* _Goal of the exercise_
Below are entries. Pull out all lines containing "MIDI".

* _Source data_
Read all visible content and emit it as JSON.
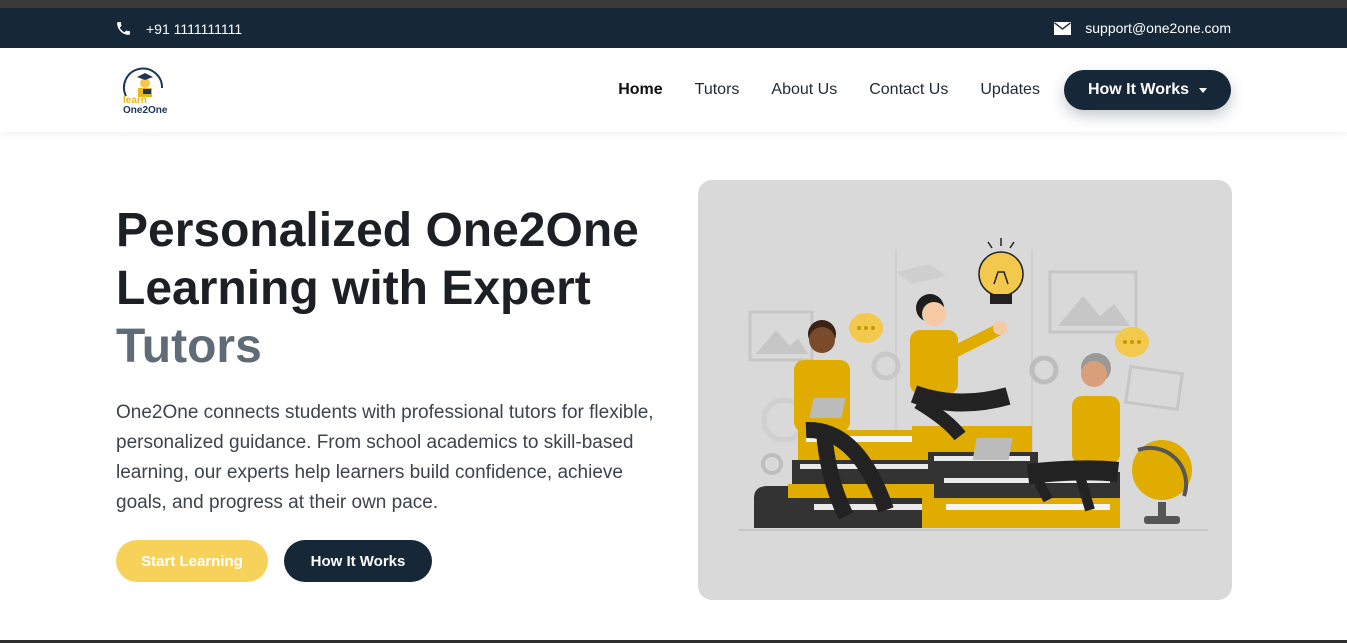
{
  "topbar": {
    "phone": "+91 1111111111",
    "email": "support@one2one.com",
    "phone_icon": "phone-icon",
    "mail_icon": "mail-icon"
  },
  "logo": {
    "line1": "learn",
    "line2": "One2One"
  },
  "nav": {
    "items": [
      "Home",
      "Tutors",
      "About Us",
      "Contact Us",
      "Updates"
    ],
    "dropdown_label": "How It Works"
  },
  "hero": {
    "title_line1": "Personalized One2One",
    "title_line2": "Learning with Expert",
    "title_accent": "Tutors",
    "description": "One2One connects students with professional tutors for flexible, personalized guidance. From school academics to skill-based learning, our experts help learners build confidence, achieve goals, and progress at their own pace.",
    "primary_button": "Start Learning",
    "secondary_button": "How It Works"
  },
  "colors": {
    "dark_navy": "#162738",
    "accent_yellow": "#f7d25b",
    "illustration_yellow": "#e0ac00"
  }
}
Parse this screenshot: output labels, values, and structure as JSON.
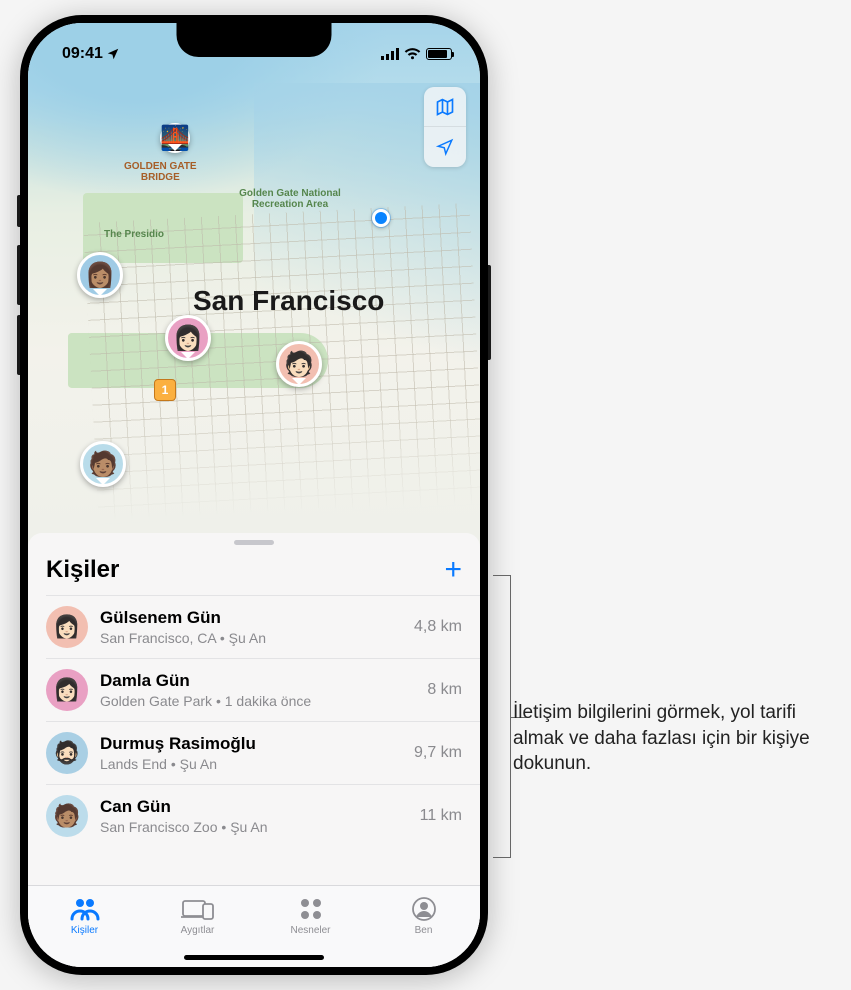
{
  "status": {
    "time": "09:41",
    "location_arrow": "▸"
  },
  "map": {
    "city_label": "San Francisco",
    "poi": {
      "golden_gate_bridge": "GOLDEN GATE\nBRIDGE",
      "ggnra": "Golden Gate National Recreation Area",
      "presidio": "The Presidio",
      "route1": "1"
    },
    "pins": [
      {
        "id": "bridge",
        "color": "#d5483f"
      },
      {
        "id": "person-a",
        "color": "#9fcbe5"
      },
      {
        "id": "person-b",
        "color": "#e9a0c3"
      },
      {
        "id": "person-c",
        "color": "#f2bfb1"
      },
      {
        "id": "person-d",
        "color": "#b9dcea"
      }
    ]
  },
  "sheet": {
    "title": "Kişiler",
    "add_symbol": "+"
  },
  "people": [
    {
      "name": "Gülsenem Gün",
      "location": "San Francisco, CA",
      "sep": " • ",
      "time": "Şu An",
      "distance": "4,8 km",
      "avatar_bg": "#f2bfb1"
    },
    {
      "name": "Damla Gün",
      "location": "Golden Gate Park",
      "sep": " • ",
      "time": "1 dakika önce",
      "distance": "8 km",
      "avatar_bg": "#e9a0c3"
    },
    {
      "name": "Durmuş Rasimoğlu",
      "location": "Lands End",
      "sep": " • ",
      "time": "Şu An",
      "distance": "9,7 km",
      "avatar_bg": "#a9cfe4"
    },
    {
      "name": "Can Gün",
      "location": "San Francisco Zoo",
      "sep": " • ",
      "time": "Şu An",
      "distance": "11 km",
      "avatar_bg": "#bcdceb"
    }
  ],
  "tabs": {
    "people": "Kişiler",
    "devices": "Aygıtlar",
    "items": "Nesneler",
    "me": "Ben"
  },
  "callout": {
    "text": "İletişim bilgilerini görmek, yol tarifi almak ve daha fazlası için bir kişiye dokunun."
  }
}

---

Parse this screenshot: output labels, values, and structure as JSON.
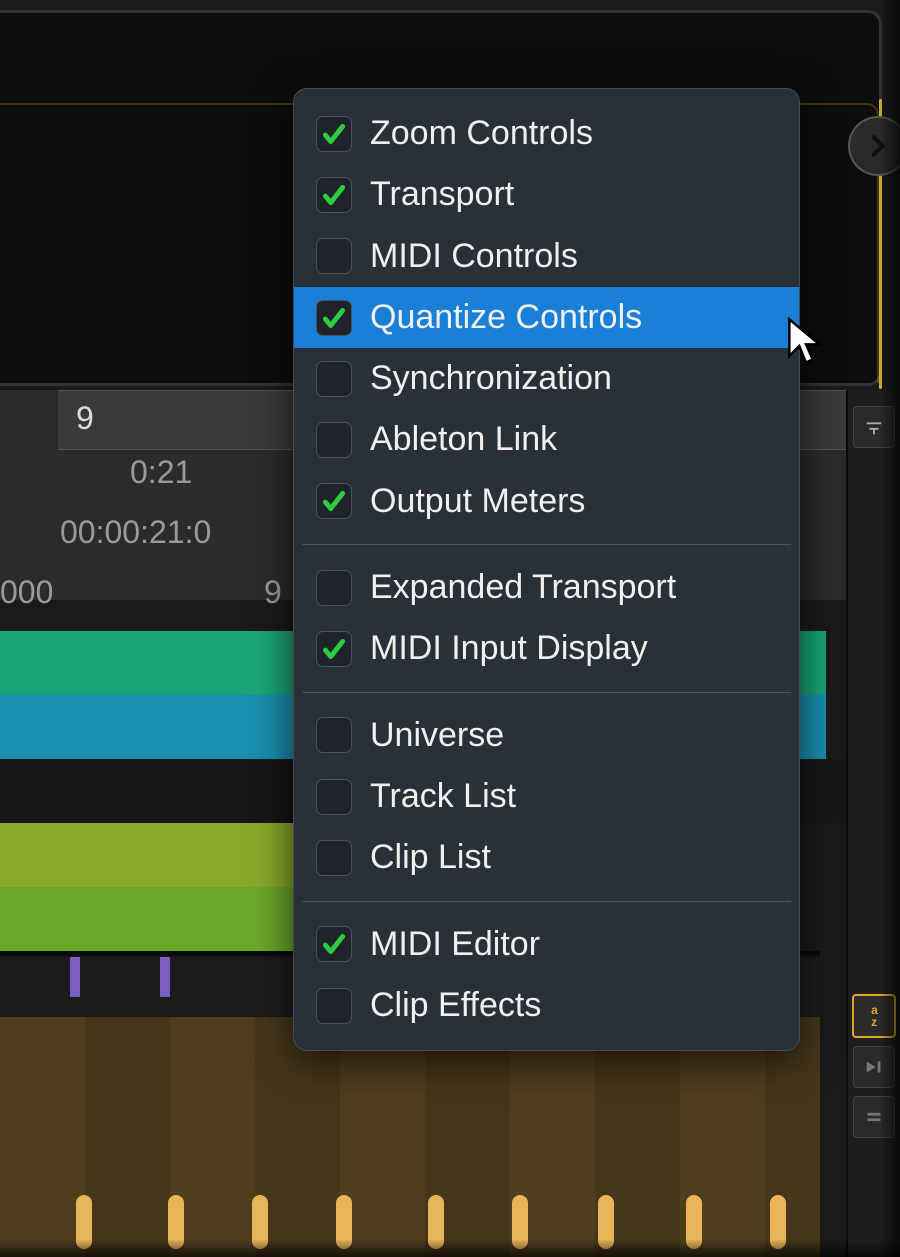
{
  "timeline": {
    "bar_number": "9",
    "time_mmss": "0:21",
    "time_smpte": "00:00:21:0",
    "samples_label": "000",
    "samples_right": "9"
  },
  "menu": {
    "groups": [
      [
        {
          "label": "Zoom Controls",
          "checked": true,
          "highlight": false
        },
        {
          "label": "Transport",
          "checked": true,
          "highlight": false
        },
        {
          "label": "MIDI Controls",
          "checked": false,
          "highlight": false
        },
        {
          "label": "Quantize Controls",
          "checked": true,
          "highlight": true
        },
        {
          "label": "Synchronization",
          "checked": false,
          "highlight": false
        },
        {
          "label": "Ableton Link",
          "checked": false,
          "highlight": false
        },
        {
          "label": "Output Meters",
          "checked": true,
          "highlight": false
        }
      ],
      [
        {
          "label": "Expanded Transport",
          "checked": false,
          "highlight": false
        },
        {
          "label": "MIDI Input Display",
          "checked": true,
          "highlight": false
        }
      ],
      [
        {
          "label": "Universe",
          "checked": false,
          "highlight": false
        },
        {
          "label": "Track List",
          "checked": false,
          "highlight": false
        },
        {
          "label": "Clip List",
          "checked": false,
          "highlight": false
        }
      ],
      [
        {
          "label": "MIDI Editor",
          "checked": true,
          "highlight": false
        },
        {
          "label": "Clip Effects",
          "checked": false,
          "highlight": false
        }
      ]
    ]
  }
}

* _The response_
          "label": "MIDI Controls",
          "label": "MIDI Input Display",
          "label": "MIDI Editor",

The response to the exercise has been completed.